◆ **Short problem**
Look for the string "true" in the lines and copy each line that has it.
....................
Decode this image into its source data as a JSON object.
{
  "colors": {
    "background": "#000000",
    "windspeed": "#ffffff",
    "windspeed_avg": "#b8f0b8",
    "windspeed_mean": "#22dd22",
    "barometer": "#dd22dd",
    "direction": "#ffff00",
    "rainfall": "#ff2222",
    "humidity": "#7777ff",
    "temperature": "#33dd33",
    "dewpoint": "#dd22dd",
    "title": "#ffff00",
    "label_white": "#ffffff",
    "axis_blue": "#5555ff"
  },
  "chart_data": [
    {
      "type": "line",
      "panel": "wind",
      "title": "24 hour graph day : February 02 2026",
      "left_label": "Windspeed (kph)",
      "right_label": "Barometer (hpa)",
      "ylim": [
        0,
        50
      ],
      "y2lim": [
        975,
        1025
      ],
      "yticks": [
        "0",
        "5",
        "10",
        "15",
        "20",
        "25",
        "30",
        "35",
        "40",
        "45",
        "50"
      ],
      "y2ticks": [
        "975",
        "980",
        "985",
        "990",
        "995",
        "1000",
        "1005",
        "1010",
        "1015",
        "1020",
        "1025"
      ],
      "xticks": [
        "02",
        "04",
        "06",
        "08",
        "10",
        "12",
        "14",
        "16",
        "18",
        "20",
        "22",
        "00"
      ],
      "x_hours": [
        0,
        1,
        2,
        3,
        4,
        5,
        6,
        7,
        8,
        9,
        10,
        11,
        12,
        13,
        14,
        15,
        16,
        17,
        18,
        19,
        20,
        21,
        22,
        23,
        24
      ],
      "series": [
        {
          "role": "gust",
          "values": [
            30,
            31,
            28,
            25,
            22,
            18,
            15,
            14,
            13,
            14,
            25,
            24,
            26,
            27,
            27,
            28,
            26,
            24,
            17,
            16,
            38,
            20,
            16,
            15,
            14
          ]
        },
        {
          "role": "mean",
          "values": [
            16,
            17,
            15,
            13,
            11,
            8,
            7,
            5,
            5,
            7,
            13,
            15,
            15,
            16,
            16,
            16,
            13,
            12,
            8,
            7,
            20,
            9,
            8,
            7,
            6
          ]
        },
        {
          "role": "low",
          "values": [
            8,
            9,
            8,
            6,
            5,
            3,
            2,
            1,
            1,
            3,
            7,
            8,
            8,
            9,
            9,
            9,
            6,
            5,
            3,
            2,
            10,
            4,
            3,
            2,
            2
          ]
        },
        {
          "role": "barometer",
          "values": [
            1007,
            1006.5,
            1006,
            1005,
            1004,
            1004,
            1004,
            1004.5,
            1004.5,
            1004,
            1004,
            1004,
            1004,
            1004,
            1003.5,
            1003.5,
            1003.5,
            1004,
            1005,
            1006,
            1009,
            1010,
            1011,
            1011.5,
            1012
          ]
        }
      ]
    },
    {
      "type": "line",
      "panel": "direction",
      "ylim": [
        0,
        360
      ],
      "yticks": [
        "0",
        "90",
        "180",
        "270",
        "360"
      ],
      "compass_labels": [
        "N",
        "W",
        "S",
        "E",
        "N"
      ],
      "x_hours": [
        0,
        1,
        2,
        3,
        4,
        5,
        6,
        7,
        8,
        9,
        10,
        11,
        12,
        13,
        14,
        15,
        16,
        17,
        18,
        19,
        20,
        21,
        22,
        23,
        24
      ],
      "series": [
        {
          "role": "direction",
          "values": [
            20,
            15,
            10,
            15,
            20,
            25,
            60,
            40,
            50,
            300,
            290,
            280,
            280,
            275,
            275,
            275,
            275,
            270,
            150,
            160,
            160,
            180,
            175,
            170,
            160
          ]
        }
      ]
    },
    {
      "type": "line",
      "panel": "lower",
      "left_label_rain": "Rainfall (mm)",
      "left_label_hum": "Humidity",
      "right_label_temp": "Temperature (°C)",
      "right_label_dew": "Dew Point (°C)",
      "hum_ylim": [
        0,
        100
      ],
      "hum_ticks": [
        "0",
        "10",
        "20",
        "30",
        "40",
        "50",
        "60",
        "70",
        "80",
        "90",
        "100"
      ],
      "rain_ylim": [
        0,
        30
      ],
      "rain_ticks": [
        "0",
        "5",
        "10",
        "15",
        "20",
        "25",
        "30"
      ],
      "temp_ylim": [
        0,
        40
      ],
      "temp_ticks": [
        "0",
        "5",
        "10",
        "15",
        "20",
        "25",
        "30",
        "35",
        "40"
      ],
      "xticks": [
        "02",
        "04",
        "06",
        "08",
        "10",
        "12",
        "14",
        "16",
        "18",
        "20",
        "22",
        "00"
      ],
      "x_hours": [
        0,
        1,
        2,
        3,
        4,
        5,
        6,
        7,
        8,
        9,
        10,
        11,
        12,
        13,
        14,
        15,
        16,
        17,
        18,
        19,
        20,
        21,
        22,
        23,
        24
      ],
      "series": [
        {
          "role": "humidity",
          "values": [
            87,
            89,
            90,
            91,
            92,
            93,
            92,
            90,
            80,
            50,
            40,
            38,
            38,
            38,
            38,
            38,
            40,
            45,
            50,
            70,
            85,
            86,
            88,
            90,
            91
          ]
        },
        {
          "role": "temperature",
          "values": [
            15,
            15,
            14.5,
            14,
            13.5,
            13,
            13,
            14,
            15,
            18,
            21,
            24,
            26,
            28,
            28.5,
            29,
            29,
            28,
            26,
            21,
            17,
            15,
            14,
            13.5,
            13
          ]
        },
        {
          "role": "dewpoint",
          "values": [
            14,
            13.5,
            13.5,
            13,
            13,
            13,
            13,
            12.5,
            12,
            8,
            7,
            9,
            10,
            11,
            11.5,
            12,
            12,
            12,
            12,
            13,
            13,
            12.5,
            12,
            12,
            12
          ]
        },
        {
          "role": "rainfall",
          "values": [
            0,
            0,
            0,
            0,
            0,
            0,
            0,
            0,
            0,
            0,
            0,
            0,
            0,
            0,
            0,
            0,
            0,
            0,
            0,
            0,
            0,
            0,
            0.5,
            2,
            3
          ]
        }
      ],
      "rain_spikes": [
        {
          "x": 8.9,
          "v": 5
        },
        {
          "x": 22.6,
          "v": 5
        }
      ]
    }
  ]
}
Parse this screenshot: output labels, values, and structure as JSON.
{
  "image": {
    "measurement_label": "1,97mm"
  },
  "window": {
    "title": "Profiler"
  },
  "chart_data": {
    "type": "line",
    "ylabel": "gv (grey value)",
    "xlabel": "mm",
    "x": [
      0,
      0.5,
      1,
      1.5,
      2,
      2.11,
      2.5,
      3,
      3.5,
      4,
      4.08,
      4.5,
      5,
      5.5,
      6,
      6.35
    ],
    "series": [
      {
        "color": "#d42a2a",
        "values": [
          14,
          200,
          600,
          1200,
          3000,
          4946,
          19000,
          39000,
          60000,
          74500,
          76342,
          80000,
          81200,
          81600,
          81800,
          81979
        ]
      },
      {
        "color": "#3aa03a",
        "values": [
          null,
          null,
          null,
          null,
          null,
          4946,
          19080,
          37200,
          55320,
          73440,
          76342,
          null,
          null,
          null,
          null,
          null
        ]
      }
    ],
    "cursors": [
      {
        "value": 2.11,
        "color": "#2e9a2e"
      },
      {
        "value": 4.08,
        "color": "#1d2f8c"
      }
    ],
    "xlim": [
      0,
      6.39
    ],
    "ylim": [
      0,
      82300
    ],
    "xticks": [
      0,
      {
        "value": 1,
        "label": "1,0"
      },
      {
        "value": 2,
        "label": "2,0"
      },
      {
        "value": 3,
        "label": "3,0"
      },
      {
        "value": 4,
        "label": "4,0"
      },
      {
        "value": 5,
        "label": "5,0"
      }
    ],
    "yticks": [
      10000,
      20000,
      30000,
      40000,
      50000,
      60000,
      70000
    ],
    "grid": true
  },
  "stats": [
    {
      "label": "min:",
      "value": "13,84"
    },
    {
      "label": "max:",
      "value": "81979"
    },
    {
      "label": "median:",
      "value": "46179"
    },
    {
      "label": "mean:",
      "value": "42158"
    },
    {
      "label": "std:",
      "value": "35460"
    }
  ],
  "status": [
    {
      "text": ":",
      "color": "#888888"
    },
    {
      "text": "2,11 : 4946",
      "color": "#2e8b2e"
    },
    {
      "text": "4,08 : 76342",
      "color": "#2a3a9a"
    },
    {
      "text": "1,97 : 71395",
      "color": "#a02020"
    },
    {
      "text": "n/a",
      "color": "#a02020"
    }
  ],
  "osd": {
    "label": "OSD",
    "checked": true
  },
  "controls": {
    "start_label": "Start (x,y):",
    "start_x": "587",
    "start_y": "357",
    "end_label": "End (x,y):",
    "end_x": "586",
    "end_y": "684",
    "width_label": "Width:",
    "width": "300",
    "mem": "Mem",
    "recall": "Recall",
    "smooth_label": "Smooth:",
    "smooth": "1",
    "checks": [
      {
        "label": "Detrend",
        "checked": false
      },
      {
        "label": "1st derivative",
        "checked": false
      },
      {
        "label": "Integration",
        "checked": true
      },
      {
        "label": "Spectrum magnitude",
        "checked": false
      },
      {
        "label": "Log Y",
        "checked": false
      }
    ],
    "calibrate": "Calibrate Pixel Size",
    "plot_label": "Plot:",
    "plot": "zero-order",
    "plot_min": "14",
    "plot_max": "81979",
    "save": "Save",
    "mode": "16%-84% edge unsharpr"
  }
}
....................
◆ **Response to this task**
    "grid": true
    "checked": true
        "checked": true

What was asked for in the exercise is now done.